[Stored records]
* begin *
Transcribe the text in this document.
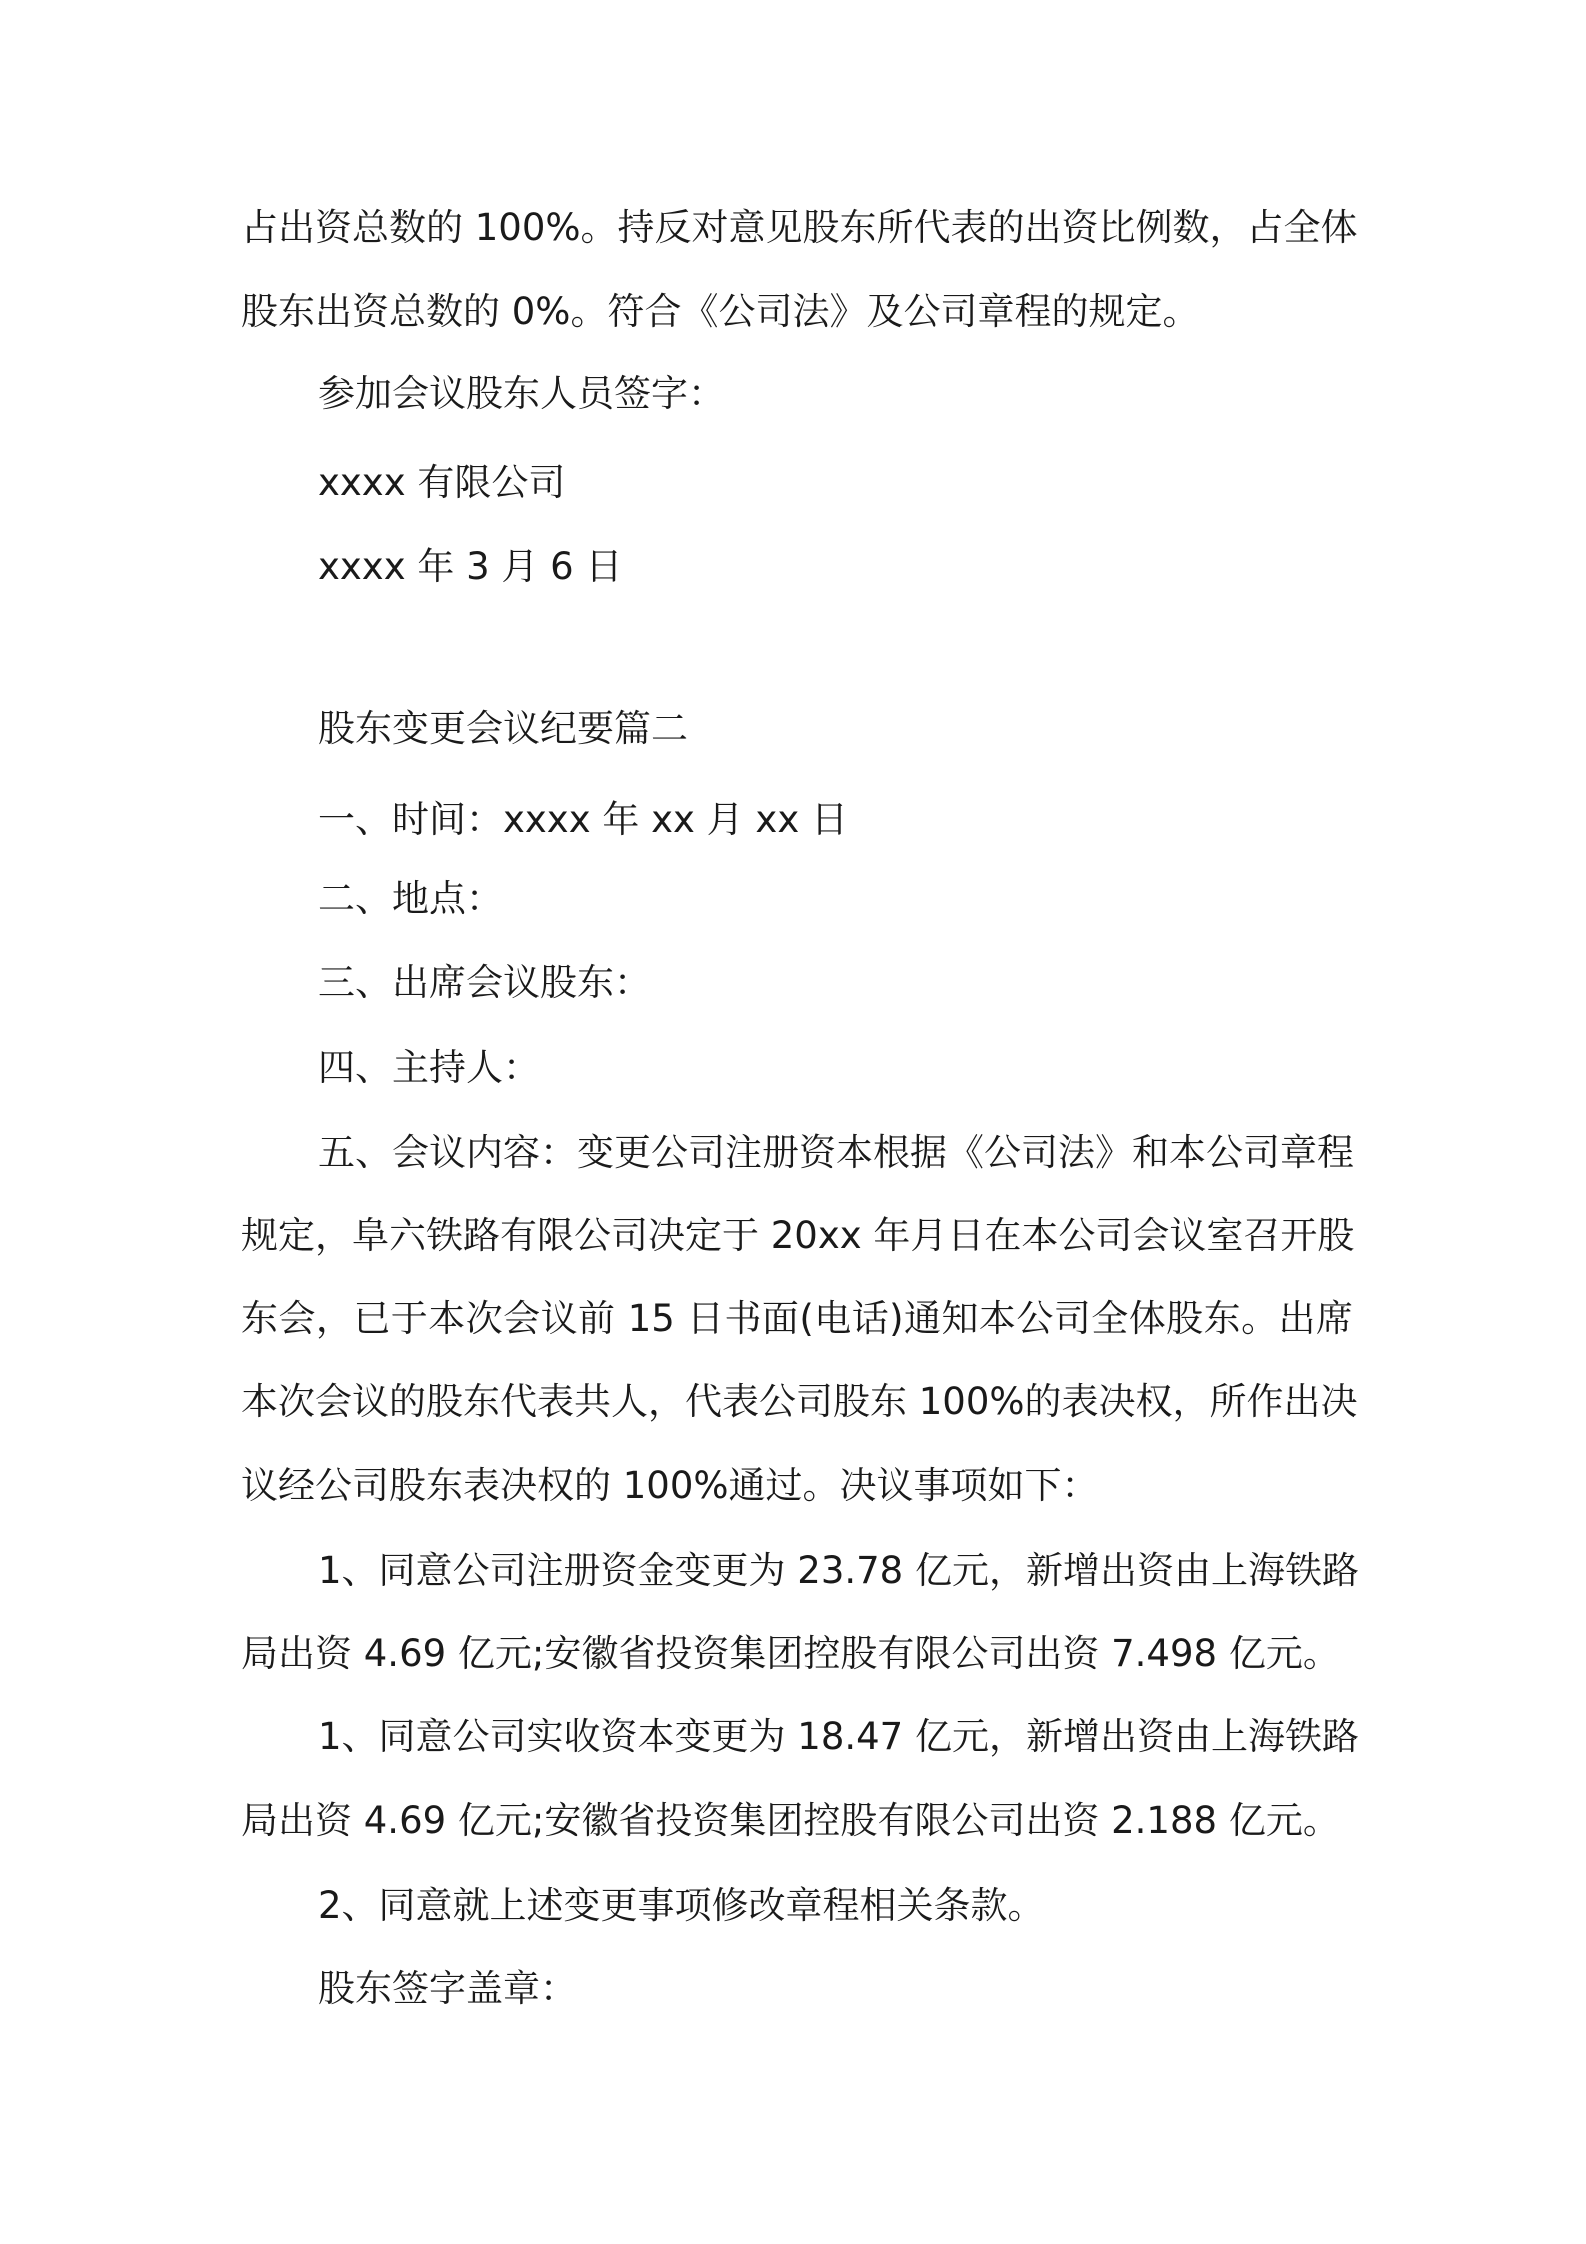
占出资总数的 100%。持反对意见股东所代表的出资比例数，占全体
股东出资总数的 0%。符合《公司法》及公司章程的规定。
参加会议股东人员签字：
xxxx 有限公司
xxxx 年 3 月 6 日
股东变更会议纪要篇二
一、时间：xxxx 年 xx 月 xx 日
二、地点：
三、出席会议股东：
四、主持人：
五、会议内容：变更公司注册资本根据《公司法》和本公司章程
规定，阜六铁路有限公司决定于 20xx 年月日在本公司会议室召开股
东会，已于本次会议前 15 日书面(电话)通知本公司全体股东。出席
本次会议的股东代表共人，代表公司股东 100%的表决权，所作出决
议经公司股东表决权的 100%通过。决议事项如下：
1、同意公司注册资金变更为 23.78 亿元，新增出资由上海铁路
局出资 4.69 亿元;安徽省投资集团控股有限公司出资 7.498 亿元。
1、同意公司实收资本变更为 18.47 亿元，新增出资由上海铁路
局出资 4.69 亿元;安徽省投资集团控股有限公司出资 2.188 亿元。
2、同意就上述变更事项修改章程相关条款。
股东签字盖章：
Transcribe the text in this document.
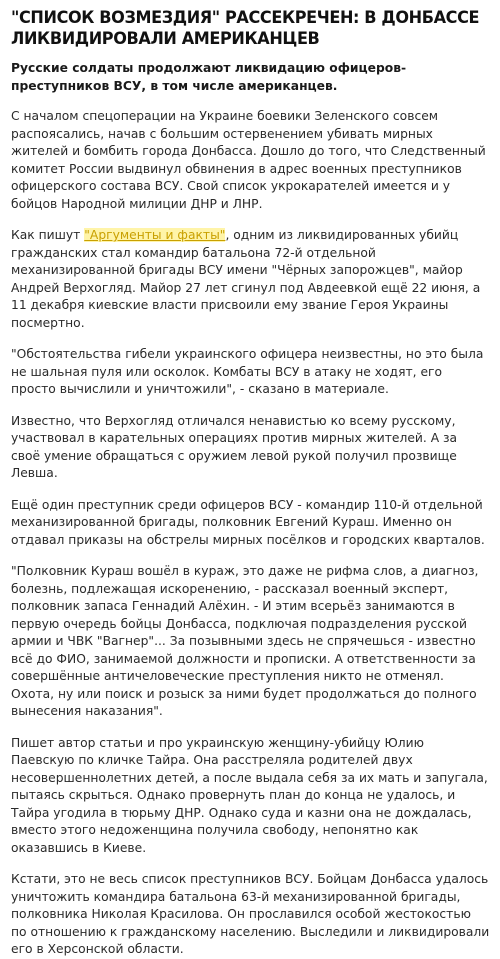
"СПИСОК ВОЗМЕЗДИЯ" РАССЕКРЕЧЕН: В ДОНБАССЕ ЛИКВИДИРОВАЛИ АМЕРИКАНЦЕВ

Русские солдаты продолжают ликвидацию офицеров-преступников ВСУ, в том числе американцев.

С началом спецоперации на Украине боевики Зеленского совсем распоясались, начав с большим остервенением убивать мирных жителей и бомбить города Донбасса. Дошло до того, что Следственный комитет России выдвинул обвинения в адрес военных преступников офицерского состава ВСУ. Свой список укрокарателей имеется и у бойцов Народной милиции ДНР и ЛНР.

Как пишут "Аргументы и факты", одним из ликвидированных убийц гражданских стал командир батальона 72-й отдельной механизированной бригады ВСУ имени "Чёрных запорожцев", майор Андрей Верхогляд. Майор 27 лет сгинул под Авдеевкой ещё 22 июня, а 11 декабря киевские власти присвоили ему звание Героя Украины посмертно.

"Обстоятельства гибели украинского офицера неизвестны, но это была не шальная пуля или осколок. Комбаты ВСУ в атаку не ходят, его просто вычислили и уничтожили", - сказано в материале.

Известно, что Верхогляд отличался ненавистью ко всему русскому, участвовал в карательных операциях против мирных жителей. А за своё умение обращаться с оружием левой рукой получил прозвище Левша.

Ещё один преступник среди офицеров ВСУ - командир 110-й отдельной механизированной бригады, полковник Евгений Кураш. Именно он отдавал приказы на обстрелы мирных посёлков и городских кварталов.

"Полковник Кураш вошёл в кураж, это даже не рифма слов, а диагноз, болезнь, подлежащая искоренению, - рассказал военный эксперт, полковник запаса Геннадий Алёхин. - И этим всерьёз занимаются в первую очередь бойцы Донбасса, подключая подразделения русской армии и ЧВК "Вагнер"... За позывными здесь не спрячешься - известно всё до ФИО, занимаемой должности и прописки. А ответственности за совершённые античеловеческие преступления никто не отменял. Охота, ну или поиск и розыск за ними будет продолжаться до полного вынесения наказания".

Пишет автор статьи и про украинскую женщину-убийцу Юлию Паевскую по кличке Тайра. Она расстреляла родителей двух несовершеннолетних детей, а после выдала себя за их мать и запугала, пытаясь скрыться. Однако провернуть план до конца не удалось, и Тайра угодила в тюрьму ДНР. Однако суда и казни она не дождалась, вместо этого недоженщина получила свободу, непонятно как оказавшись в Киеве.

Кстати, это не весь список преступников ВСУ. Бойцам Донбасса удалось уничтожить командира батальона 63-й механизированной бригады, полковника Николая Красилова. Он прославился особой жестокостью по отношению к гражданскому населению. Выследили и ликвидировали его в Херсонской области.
* end *
* _Objective_:
Output the entries above exactly, without their pictures.

* _Result for this task_:
Transcribe the text in this document.
占出资总数的 100%。持反对意见股东所代表的出资比例数，占全体
股东出资总数的 0%。符合《公司法》及公司章程的规定。
参加会议股东人员签字：
xxxx 有限公司
xxxx 年 3 月 6 日
股东变更会议纪要篇二
一、时间：xxxx 年 xx 月 xx 日
二、地点：
三、出席会议股东：
四、主持人：
五、会议内容：变更公司注册资本根据《公司法》和本公司章程
规定，阜六铁路有限公司决定于 20xx 年月日在本公司会议室召开股
东会，已于本次会议前 15 日书面(电话)通知本公司全体股东。出席
本次会议的股东代表共人，代表公司股东 100%的表决权，所作出决
议经公司股东表决权的 100%通过。决议事项如下：
1、同意公司注册资金变更为 23.78 亿元，新增出资由上海铁路
局出资 4.69 亿元;安徽省投资集团控股有限公司出资 7.498 亿元。
1、同意公司实收资本变更为 18.47 亿元，新增出资由上海铁路
局出资 4.69 亿元;安徽省投资集团控股有限公司出资 2.188 亿元。
2、同意就上述变更事项修改章程相关条款。
股东签字盖章：
Transcribe the text in this document.
"СПИСОК ВОЗМЕЗДИЯ" РАССЕКРЕЧЕН: В ДОНБАССЕ ЛИКВИДИРОВАЛИ АМЕРИКАНЦЕВ

Русские солдаты продолжают ликвидацию офицеров-преступников ВСУ, в том числе американцев.

С началом спецоперации на Украине боевики Зеленского совсем распоясались, начав с большим остервенением убивать мирных жителей и бомбить города Донбасса. Дошло до того, что Следственный комитет России выдвинул обвинения в адрес военных преступников офицерского состава ВСУ. Свой список укрокарателей имеется и у бойцов Народной милиции ДНР и ЛНР.

Как пишут "Аргументы и факты", одним из ликвидированных убийц гражданских стал командир батальона 72-й отдельной механизированной бригады ВСУ имени "Чёрных запорожцев", майор Андрей Верхогляд. Майор 27 лет сгинул под Авдеевкой ещё 22 июня, а 11 декабря киевские власти присвоили ему звание Героя Украины посмертно.

"Обстоятельства гибели украинского офицера неизвестны, но это была не шальная пуля или осколок. Комбаты ВСУ в атаку не ходят, его просто вычислили и уничтожили", - сказано в материале.

Известно, что Верхогляд отличался ненавистью ко всему русскому, участвовал в карательных операциях против мирных жителей. А за своё умение обращаться с оружием левой рукой получил прозвище Левша.

Ещё один преступник среди офицеров ВСУ - командир 110-й отдельной механизированной бригады, полковник Евгений Кураш. Именно он отдавал приказы на обстрелы мирных посёлков и городских кварталов.

"Полковник Кураш вошёл в кураж, это даже не рифма слов, а диагноз, болезнь, подлежащая искоренению, - рассказал военный эксперт, полковник запаса Геннадий Алёхин. - И этим всерьёз занимаются в первую очередь бойцы Донбасса, подключая подразделения русской армии и ЧВК "Вагнер"... За позывными здесь не спрячешься - известно всё до ФИО, занимаемой должности и прописки. А ответственности за совершённые античеловеческие преступления никто не отменял. Охота, ну или поиск и розыск за ними будет продолжаться до полного вынесения наказания".

Пишет автор статьи и про украинскую женщину-убийцу Юлию Паевскую по кличке Тайра. Она расстреляла родителей двух несовершеннолетних детей, а после выдала себя за их мать и запугала, пытаясь скрыться. Однако провернуть план до конца не удалось, и Тайра угодила в тюрьму ДНР. Однако суда и казни она не дождалась, вместо этого недоженщина получила свободу, непонятно как оказавшись в Киеве.

Кстати, это не весь список преступников ВСУ. Бойцам Донбасса удалось уничтожить командира батальона 63-й механизированной бригады, полковника Николая Красилова. Он прославился особой жестокостью по отношению к гражданскому населению. Выследили и ликвидировали его в Херсонской области.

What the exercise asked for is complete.